**Aim:** Put every row below into a numbered list, leaving out any blank lines.

** begin Material for this exercise **

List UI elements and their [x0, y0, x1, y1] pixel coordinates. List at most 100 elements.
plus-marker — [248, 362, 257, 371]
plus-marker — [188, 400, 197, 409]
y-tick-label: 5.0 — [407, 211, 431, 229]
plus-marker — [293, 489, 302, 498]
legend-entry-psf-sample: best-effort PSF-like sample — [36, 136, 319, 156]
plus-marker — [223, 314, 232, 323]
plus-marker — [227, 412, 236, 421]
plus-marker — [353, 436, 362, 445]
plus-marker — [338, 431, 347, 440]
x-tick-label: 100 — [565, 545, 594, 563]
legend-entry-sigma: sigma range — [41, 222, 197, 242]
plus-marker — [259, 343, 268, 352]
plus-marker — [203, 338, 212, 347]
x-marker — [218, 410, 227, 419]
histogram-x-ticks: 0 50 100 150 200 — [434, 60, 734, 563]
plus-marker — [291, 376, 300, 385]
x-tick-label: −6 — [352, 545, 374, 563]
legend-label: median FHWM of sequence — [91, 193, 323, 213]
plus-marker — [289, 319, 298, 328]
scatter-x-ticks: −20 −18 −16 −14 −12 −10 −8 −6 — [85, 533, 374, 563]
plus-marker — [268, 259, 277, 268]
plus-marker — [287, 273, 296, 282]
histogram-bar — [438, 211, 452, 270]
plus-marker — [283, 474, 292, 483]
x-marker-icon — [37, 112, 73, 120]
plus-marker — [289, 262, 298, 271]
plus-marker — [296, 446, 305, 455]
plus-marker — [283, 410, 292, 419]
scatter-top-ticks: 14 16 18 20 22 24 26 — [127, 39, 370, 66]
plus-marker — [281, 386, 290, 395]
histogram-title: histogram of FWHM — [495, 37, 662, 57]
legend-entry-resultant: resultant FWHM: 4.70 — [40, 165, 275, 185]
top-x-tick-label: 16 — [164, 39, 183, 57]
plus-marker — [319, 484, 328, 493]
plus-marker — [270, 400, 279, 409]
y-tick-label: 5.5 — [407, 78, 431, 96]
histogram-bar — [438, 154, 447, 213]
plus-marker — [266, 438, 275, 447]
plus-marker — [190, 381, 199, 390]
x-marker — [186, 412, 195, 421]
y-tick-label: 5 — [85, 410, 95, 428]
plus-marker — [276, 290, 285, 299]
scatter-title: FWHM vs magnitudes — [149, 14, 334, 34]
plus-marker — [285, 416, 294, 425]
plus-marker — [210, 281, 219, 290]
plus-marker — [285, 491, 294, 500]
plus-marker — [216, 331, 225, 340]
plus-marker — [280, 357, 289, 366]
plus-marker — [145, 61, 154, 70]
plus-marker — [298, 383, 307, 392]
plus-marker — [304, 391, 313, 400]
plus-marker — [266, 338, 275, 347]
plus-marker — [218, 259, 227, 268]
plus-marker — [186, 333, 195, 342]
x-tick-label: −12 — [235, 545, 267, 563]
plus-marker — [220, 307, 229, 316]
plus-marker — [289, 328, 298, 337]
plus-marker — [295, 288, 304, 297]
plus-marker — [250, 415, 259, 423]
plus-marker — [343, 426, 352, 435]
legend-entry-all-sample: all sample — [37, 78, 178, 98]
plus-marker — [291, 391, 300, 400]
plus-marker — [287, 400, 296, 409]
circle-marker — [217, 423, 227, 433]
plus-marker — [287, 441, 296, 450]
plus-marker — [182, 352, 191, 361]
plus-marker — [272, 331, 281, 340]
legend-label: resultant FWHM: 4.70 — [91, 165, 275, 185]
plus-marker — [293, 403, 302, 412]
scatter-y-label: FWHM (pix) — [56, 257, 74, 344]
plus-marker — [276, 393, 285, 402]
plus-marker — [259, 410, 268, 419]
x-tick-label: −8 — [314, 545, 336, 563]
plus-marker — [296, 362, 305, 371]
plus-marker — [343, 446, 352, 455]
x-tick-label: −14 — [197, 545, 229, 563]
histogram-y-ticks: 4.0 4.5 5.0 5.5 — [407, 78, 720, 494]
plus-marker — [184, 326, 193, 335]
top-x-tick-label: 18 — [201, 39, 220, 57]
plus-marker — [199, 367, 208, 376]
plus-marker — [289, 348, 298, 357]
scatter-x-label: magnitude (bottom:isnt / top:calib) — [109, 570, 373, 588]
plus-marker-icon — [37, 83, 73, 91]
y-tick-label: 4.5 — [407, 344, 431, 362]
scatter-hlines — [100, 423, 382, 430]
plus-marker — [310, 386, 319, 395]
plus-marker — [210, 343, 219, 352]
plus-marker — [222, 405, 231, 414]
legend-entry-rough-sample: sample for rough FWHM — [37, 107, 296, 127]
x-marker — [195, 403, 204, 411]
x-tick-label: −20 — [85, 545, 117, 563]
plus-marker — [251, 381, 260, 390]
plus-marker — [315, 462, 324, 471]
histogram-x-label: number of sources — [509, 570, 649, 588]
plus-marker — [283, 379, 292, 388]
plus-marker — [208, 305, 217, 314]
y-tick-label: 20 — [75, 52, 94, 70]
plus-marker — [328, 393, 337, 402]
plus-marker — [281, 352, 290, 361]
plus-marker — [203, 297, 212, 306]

** end Material for this exercise **

**Completed task:**
1. List UI elements and their [x0, y0, x1, y1] pixel coordinates. List at most 100 elements.
2. plus-marker — [248, 362, 257, 371]
3. plus-marker — [188, 400, 197, 409]
4. y-tick-label: 5.0 — [407, 211, 431, 229]
5. plus-marker — [293, 489, 302, 498]
6. legend-entry-psf-sample: best-effort PSF-like sample — [36, 136, 319, 156]
7. plus-marker — [223, 314, 232, 323]
8. plus-marker — [227, 412, 236, 421]
9. plus-marker — [353, 436, 362, 445]
10. plus-marker — [338, 431, 347, 440]
11. x-tick-label: 100 — [565, 545, 594, 563]
12. legend-entry-sigma: sigma range — [41, 222, 197, 242]
13. plus-marker — [259, 343, 268, 352]
14. plus-marker — [203, 338, 212, 347]
15. x-marker — [218, 410, 227, 419]
16. histogram-x-ticks: 0 50 100 150 200 — [434, 60, 734, 563]
17. plus-marker — [291, 376, 300, 385]
18. x-tick-label: −6 — [352, 545, 374, 563]
19. legend-label: median FHWM of sequence — [91, 193, 323, 213]
20. plus-marker — [289, 319, 298, 328]
21. scatter-x-ticks: −20 −18 −16 −14 −12 −10 −8 −6 — [85, 533, 374, 563]
22. plus-marker — [268, 259, 277, 268]
23. plus-marker — [287, 273, 296, 282]
24. histogram-bar — [438, 211, 452, 270]
25. plus-marker — [283, 474, 292, 483]
26. x-marker-icon — [37, 112, 73, 120]
27. plus-marker — [289, 262, 298, 271]
28. plus-marker — [296, 446, 305, 455]
29. plus-marker — [283, 410, 292, 419]
30. scatter-top-ticks: 14 16 18 20 22 24 26 — [127, 39, 370, 66]
31. plus-marker — [281, 386, 290, 395]
32. histogram-title: histogram of FWHM — [495, 37, 662, 57]
33. legend-entry-resultant: resultant FWHM: 4.70 — [40, 165, 275, 185]
34. top-x-tick-label: 16 — [164, 39, 183, 57]
35. plus-marker — [319, 484, 328, 493]
36. plus-marker — [270, 400, 279, 409]
37. y-tick-label: 5.5 — [407, 78, 431, 96]
38. histogram-bar — [438, 154, 447, 213]
39. plus-marker — [266, 438, 275, 447]
40. plus-marker — [190, 381, 199, 390]
41. x-marker — [186, 412, 195, 421]
42. y-tick-label: 5 — [85, 410, 95, 428]
43. plus-marker — [276, 290, 285, 299]
44. scatter-title: FWHM vs magnitudes — [149, 14, 334, 34]
45. plus-marker — [285, 416, 294, 425]
46. plus-marker — [210, 281, 219, 290]
47. plus-marker — [285, 491, 294, 500]
48. plus-marker — [216, 331, 225, 340]
49. plus-marker — [280, 357, 289, 366]
50. plus-marker — [145, 61, 154, 70]
51. plus-marker — [298, 383, 307, 392]
52. plus-marker — [304, 391, 313, 400]
53. plus-marker — [266, 338, 275, 347]
54. plus-marker — [218, 259, 227, 268]
55. plus-marker — [186, 333, 195, 342]
56. x-tick-label: −12 — [235, 545, 267, 563]
57. plus-marker — [220, 307, 229, 316]
58. plus-marker — [289, 328, 298, 337]
59. plus-marker — [295, 288, 304, 297]
60. plus-marker — [250, 415, 259, 423]
61. plus-marker — [343, 426, 352, 435]
62. legend-entry-all-sample: all sample — [37, 78, 178, 98]
63. plus-marker — [291, 391, 300, 400]
64. plus-marker — [287, 400, 296, 409]
65. circle-marker — [217, 423, 227, 433]
66. plus-marker — [287, 441, 296, 450]
67. plus-marker — [182, 352, 191, 361]
68. plus-marker — [272, 331, 281, 340]
69. legend-label: resultant FWHM: 4.70 — [91, 165, 275, 185]
70. plus-marker — [293, 403, 302, 412]
71. scatter-y-label: FWHM (pix) — [56, 257, 74, 344]
72. plus-marker — [276, 393, 285, 402]
73. plus-marker — [259, 410, 268, 419]
74. x-tick-label: −8 — [314, 545, 336, 563]
75. plus-marker — [296, 362, 305, 371]
76. plus-marker — [343, 446, 352, 455]
77. x-tick-label: −14 — [197, 545, 229, 563]
78. histogram-y-ticks: 4.0 4.5 5.0 5.5 — [407, 78, 720, 494]
79. plus-marker — [184, 326, 193, 335]
80. top-x-tick-label: 18 — [201, 39, 220, 57]
81. plus-marker — [199, 367, 208, 376]
82. plus-marker — [289, 348, 298, 357]
83. scatter-x-label: magnitude (bottom:isnt / top:calib) — [109, 570, 373, 588]
84. plus-marker-icon — [37, 83, 73, 91]
85. y-tick-label: 4.5 — [407, 344, 431, 362]
86. scatter-hlines — [100, 423, 382, 430]
87. plus-marker — [310, 386, 319, 395]
88. plus-marker — [210, 343, 219, 352]
89. plus-marker — [222, 405, 231, 414]
90. legend-entry-rough-sample: sample for rough FWHM — [37, 107, 296, 127]
91. x-marker — [195, 403, 204, 411]
92. x-tick-label: −20 — [85, 545, 117, 563]
93. plus-marker — [251, 381, 260, 390]
94. plus-marker — [315, 462, 324, 471]
95. histogram-x-label: number of sources — [509, 570, 649, 588]
96. plus-marker — [283, 379, 292, 388]
97. plus-marker — [208, 305, 217, 314]
98. y-tick-label: 20 — [75, 52, 94, 70]
99. plus-marker — [328, 393, 337, 402]
100. plus-marker — [281, 352, 290, 361]
101. plus-marker — [203, 297, 212, 306]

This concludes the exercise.